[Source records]
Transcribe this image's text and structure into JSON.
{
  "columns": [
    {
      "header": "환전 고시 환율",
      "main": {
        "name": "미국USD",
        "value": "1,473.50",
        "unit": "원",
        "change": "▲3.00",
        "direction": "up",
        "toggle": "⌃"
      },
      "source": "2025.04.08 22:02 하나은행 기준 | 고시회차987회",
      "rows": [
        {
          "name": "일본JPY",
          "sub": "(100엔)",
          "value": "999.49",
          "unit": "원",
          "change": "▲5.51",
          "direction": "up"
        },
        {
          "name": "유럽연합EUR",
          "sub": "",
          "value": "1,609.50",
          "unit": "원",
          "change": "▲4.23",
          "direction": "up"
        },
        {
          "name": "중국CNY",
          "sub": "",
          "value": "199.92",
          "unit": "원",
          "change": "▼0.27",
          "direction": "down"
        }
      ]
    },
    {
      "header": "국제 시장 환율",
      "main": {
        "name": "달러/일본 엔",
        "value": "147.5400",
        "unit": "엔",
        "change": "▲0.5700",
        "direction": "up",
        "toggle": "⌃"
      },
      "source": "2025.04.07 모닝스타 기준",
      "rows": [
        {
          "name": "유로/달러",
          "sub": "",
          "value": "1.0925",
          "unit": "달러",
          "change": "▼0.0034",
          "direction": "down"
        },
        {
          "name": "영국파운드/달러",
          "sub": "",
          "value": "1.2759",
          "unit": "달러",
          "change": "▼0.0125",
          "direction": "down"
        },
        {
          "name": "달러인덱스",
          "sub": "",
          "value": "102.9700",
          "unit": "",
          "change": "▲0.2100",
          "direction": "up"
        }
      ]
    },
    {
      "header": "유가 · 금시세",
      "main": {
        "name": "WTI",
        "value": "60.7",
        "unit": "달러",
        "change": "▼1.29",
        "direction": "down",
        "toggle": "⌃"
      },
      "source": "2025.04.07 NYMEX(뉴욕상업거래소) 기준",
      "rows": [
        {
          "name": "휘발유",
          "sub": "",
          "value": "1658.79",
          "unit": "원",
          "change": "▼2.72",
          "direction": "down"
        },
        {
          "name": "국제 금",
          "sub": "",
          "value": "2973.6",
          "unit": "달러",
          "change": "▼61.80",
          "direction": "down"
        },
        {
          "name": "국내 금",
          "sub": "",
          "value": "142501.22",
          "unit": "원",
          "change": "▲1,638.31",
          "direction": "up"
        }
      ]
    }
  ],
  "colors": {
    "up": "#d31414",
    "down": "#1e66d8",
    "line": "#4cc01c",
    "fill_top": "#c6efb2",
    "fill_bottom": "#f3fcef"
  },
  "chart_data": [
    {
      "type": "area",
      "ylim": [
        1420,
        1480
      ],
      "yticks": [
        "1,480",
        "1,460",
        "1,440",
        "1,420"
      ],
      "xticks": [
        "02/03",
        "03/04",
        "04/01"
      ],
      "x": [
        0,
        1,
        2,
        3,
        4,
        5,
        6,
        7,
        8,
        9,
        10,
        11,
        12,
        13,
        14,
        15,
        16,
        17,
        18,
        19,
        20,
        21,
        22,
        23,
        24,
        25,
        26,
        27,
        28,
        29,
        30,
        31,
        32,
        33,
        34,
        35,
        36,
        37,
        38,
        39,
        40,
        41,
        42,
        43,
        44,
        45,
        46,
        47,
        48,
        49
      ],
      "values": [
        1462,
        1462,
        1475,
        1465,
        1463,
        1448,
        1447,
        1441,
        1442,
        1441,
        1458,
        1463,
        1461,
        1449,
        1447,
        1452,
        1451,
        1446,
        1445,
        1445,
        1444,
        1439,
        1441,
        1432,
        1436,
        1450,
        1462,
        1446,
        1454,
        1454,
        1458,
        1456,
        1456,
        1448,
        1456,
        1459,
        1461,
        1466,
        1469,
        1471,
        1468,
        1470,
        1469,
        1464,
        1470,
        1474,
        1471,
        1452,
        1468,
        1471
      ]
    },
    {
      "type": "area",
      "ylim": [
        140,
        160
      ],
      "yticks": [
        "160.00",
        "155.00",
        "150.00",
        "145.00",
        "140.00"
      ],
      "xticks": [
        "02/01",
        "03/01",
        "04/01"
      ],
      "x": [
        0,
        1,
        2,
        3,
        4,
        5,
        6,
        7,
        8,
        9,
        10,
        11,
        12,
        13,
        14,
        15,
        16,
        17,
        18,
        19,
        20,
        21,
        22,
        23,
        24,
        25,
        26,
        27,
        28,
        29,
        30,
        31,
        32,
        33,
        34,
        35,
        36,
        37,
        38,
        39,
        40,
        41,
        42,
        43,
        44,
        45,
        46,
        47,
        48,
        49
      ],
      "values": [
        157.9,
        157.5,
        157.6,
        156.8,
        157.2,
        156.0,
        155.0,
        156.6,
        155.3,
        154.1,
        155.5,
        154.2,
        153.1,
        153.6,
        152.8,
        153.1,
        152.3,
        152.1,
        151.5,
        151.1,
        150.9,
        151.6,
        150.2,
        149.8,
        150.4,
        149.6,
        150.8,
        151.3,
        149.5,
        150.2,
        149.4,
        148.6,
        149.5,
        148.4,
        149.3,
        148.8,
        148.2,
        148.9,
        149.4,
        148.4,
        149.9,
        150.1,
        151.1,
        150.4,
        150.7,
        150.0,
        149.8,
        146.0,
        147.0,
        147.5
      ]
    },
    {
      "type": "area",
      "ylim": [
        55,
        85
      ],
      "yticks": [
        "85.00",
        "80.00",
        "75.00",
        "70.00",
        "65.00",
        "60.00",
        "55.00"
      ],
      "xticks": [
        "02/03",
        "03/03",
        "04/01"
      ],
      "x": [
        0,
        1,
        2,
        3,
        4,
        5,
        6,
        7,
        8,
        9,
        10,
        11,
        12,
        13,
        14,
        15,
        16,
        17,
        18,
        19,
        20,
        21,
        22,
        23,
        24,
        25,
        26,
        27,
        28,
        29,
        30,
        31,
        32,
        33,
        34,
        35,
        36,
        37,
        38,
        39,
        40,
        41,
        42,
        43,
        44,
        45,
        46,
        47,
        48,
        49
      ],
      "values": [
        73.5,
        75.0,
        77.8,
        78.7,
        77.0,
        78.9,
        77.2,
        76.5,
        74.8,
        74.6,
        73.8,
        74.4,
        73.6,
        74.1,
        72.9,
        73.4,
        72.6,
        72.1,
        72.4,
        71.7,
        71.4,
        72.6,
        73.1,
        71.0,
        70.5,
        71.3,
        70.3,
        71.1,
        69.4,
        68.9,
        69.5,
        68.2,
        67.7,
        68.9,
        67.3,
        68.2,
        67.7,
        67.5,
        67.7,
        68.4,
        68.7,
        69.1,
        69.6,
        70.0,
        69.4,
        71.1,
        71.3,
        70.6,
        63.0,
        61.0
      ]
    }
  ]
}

**EXERCISE BRIEF**
Search the lines for "header". Copy each line that has it.

**ANSWER IN FULL**
      "header": "환전 고시 환율",
      "header": "국제 시장 환율",
      "header": "유가 · 금시세",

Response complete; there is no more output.